[BEGIN]
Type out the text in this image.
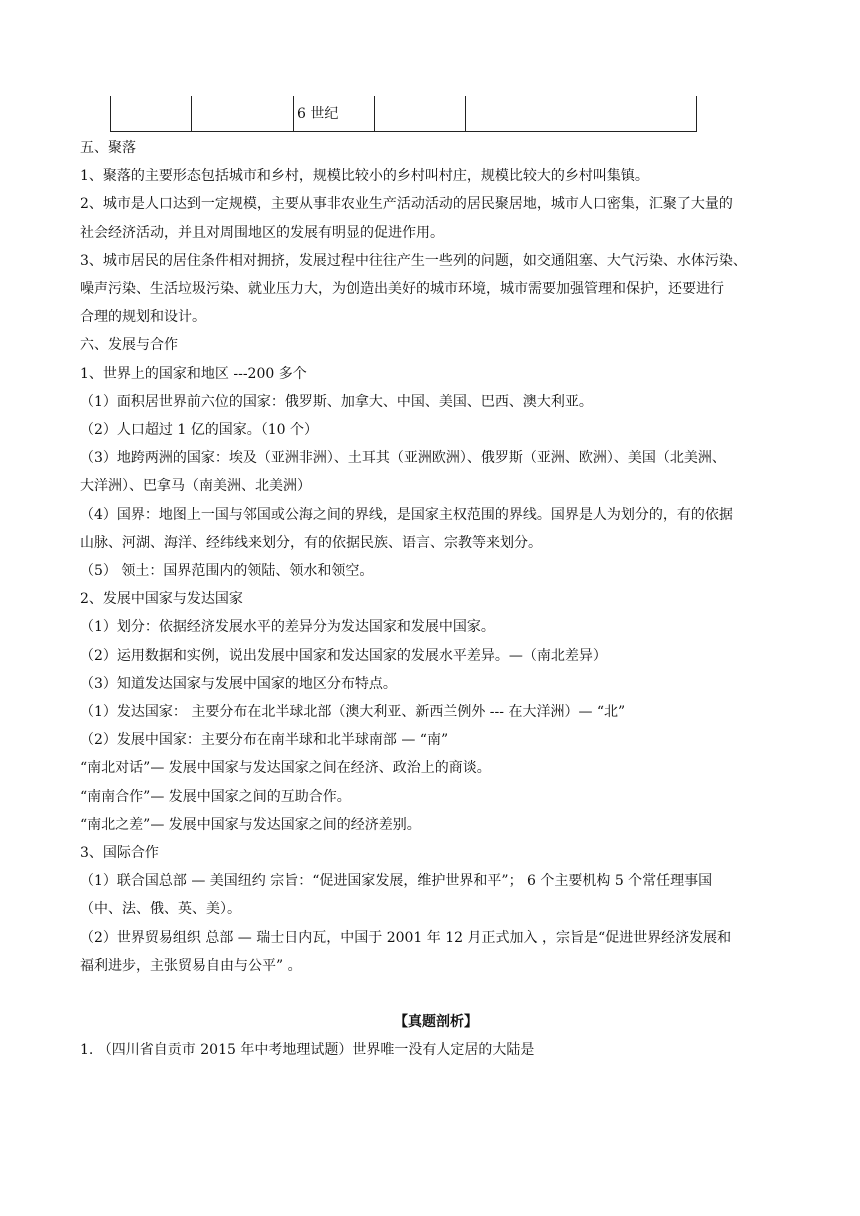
6 世纪

五、聚落

1、聚落的主要形态包括城市和乡村，规模比较小的乡村叫村庄，规模比较大的乡村叫集镇。

2、城市是人口达到一定规模，主要从事非农业生产活动活动的居民聚居地，城市人口密集，汇聚了大量的

社会经济活动，并且对周围地区的发展有明显的促进作用。

3、城市居民的居住条件相对拥挤，发展过程中往往产生一些列的问题，如交通阻塞、大气污染、水体污染、

噪声污染、生活垃圾污染、就业压力大，为创造出美好的城市环境，城市需要加强管理和保护，还要进行

合理的规划和设计。

六、发展与合作

1、世界上的国家和地区 ---200 多个

（1）面积居世界前六位的国家：俄罗斯、加拿大、中国、美国、巴西、澳大利亚。

（2）人口超过 1 亿的国家。（10 个）

（3）地跨两洲的国家：埃及（亚洲非洲）、土耳其（亚洲欧洲）、俄罗斯（亚洲、欧洲）、美国（北美洲、

大洋洲）、巴拿马（南美洲、北美洲）

（4）国界：地图上一国与邻国或公海之间的界线，是国家主权范围的界线。国界是人为划分的，有的依据

山脉、河湖、海洋、经纬线来划分，有的依据民族、语言、宗教等来划分。

（5） 领土：国界范围内的领陆、领水和领空。

2、发展中国家与发达国家

（1）划分：依据经济发展水平的差异分为发达国家和发展中国家。

（2）运用数据和实例，说出发展中国家和发达国家的发展水平差异。—（南北差异）

（3）知道发达国家与发展中国家的地区分布特点。

（1）发达国家： 主要分布在北半球北部（澳大利亚、新西兰例外 --- 在大洋洲）— “北”

（2）发展中国家：主要分布在南半球和北半球南部 — “南”

“南北对话”— 发展中国家与发达国家之间在经济、政治上的商谈。

“南南合作”— 发展中国家之间的互助合作。

“南北之差”— 发展中国家与发达国家之间的经济差别。

3、国际合作

（1）联合国总部 — 美国纽约 宗旨：“促进国家发展，维护世界和平”； 6 个主要机构 5 个常任理事国

（中、法、俄、英、美）。

（2）世界贸易组织 总部 — 瑞士日内瓦，中国于 2001 年 12 月正式加入 ，宗旨是“促进世界经济发展和

福利进步，主张贸易自由与公平” 。

【真题剖析】

1. （四川省自贡市 2015 年中考地理试题）世界唯一没有人定居的大陆是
[END]
● **TASK DESCRIPTION**: Give a single number: the count of lines above that include the word "澳大利亚".

● **EXERCISE OUTPUT**: 2